Retype the full set of records. Keep every character identical.

** begin **

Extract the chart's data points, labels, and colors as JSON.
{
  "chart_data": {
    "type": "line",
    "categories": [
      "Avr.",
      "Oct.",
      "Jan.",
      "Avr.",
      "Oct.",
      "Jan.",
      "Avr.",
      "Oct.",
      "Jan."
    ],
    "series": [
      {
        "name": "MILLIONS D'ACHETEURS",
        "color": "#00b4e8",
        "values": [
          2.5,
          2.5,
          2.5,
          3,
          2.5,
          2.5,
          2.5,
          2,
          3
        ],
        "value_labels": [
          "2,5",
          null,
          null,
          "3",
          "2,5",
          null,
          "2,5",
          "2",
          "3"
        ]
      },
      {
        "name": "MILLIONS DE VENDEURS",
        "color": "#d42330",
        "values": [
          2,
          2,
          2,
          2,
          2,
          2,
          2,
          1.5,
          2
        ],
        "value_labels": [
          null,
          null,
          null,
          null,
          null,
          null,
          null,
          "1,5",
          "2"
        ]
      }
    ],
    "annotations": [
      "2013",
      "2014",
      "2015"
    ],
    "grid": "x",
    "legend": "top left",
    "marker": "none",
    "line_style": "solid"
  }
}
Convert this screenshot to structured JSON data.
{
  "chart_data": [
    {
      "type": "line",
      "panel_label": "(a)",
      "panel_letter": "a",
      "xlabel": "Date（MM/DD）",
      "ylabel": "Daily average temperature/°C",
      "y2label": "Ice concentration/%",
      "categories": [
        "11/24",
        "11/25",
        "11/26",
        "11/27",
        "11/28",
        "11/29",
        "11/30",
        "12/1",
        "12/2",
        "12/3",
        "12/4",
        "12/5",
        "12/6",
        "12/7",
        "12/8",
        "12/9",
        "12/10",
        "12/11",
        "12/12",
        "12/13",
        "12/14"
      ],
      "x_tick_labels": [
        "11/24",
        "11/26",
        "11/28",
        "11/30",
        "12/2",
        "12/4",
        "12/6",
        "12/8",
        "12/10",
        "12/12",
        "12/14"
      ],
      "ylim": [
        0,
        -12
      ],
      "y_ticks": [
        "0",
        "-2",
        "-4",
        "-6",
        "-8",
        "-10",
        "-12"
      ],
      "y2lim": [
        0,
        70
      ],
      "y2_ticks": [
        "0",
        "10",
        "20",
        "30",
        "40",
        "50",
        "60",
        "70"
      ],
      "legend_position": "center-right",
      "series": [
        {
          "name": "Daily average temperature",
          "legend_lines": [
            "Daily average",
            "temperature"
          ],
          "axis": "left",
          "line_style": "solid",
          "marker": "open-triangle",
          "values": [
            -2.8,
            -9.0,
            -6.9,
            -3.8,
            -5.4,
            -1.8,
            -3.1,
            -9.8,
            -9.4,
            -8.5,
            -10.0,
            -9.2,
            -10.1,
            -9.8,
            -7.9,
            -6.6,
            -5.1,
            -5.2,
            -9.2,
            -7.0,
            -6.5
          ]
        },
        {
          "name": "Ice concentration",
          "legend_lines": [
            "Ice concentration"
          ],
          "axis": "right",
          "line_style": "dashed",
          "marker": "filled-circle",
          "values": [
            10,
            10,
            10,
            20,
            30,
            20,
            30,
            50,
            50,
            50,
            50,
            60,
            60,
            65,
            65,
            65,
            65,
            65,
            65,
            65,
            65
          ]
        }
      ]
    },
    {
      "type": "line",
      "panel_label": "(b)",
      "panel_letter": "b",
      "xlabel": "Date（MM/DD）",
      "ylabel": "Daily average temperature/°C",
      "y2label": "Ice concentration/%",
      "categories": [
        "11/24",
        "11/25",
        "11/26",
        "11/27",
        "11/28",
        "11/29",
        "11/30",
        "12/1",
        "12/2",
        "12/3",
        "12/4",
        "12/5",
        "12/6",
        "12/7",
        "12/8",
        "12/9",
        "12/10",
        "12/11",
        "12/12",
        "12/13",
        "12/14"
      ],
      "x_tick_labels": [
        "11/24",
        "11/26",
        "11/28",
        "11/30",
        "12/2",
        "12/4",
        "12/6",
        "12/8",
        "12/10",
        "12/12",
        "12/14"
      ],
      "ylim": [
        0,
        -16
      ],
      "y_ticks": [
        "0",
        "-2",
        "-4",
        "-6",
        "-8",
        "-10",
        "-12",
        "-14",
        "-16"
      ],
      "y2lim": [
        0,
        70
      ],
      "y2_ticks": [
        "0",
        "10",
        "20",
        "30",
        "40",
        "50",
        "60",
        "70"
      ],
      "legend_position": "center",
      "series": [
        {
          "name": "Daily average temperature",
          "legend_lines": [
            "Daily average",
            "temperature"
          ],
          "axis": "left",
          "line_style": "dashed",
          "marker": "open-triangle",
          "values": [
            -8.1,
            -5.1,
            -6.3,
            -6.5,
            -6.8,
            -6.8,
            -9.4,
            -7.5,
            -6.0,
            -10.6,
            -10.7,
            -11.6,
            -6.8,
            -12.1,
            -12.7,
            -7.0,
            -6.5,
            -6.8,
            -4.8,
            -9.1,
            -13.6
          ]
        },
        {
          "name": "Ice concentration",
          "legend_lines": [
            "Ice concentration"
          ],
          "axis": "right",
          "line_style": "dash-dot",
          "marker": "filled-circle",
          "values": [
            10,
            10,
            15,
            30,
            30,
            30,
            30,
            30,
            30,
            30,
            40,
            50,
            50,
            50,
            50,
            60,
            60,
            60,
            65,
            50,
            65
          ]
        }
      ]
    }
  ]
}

** end **

* _Exercise solution_
Extract the chart's data points, labels, and colors as JSON.
{
  "chart_data": {
    "type": "line",
    "categories": [
      "Avr.",
      "Oct.",
      "Jan.",
      "Avr.",
      "Oct.",
      "Jan.",
      "Avr.",
      "Oct.",
      "Jan."
    ],
    "series": [
      {
        "name": "MILLIONS D'ACHETEURS",
        "color": "#00b4e8",
        "values": [
          2.5,
          2.5,
          2.5,
          3,
          2.5,
          2.5,
          2.5,
          2,
          3
        ],
        "value_labels": [
          "2,5",
          null,
          null,
          "3",
          "2,5",
          null,
          "2,5",
          "2",
          "3"
        ]
      },
      {
        "name": "MILLIONS DE VENDEURS",
        "color": "#d42330",
        "values": [
          2,
          2,
          2,
          2,
          2,
          2,
          2,
          1.5,
          2
        ],
        "value_labels": [
          null,
          null,
          null,
          null,
          null,
          null,
          null,
          "1,5",
          "2"
        ]
      }
    ],
    "annotations": [
      "2013",
      "2014",
      "2015"
    ],
    "grid": "x",
    "legend": "top left",
    "marker": "none",
    "line_style": "solid"
  }
}
Convert this screenshot to structured JSON data.
{
  "chart_data": [
    {
      "type": "line",
      "panel_label": "(a)",
      "panel_letter": "a",
      "xlabel": "Date（MM/DD）",
      "ylabel": "Daily average temperature/°C",
      "y2label": "Ice concentration/%",
      "categories": [
        "11/24",
        "11/25",
        "11/26",
        "11/27",
        "11/28",
        "11/29",
        "11/30",
        "12/1",
        "12/2",
        "12/3",
        "12/4",
        "12/5",
        "12/6",
        "12/7",
        "12/8",
        "12/9",
        "12/10",
        "12/11",
        "12/12",
        "12/13",
        "12/14"
      ],
      "x_tick_labels": [
        "11/24",
        "11/26",
        "11/28",
        "11/30",
        "12/2",
        "12/4",
        "12/6",
        "12/8",
        "12/10",
        "12/12",
        "12/14"
      ],
      "ylim": [
        0,
        -12
      ],
      "y_ticks": [
        "0",
        "-2",
        "-4",
        "-6",
        "-8",
        "-10",
        "-12"
      ],
      "y2lim": [
        0,
        70
      ],
      "y2_ticks": [
        "0",
        "10",
        "20",
        "30",
        "40",
        "50",
        "60",
        "70"
      ],
      "legend_position": "center-right",
      "series": [
        {
          "name": "Daily average temperature",
          "legend_lines": [
            "Daily average",
            "temperature"
          ],
          "axis": "left",
          "line_style": "solid",
          "marker": "open-triangle",
          "values": [
            -2.8,
            -9.0,
            -6.9,
            -3.8,
            -5.4,
            -1.8,
            -3.1,
            -9.8,
            -9.4,
            -8.5,
            -10.0,
            -9.2,
            -10.1,
            -9.8,
            -7.9,
            -6.6,
            -5.1,
            -5.2,
            -9.2,
            -7.0,
            -6.5
          ]
        },
        {
          "name": "Ice concentration",
          "legend_lines": [
            "Ice concentration"
          ],
          "axis": "right",
          "line_style": "dashed",
          "marker": "filled-circle",
          "values": [
            10,
            10,
            10,
            20,
            30,
            20,
            30,
            50,
            50,
            50,
            50,
            60,
            60,
            65,
            65,
            65,
            65,
            65,
            65,
            65,
            65
          ]
        }
      ]
    },
    {
      "type": "line",
      "panel_label": "(b)",
      "panel_letter": "b",
      "xlabel": "Date（MM/DD）",
      "ylabel": "Daily average temperature/°C",
      "y2label": "Ice concentration/%",
      "categories": [
        "11/24",
        "11/25",
        "11/26",
        "11/27",
        "11/28",
        "11/29",
        "11/30",
        "12/1",
        "12/2",
        "12/3",
        "12/4",
        "12/5",
        "12/6",
        "12/7",
        "12/8",
        "12/9",
        "12/10",
        "12/11",
        "12/12",
        "12/13",
        "12/14"
      ],
      "x_tick_labels": [
        "11/24",
        "11/26",
        "11/28",
        "11/30",
        "12/2",
        "12/4",
        "12/6",
        "12/8",
        "12/10",
        "12/12",
        "12/14"
      ],
      "ylim": [
        0,
        -16
      ],
      "y_ticks": [
        "0",
        "-2",
        "-4",
        "-6",
        "-8",
        "-10",
        "-12",
        "-14",
        "-16"
      ],
      "y2lim": [
        0,
        70
      ],
      "y2_ticks": [
        "0",
        "10",
        "20",
        "30",
        "40",
        "50",
        "60",
        "70"
      ],
      "legend_position": "center",
      "series": [
        {
          "name": "Daily average temperature",
          "legend_lines": [
            "Daily average",
            "temperature"
          ],
          "axis": "left",
          "line_style": "dashed",
          "marker": "open-triangle",
          "values": [
            -8.1,
            -5.1,
            -6.3,
            -6.5,
            -6.8,
            -6.8,
            -9.4,
            -7.5,
            -6.0,
            -10.6,
            -10.7,
            -11.6,
            -6.8,
            -12.1,
            -12.7,
            -7.0,
            -6.5,
            -6.8,
            -4.8,
            -9.1,
            -13.6
          ]
        },
        {
          "name": "Ice concentration",
          "legend_lines": [
            "Ice concentration"
          ],
          "axis": "right",
          "line_style": "dash-dot",
          "marker": "filled-circle",
          "values": [
            10,
            10,
            15,
            30,
            30,
            30,
            30,
            30,
            30,
            30,
            40,
            50,
            50,
            50,
            50,
            60,
            60,
            60,
            65,
            50,
            65
          ]
        }
      ]
    }
  ]
}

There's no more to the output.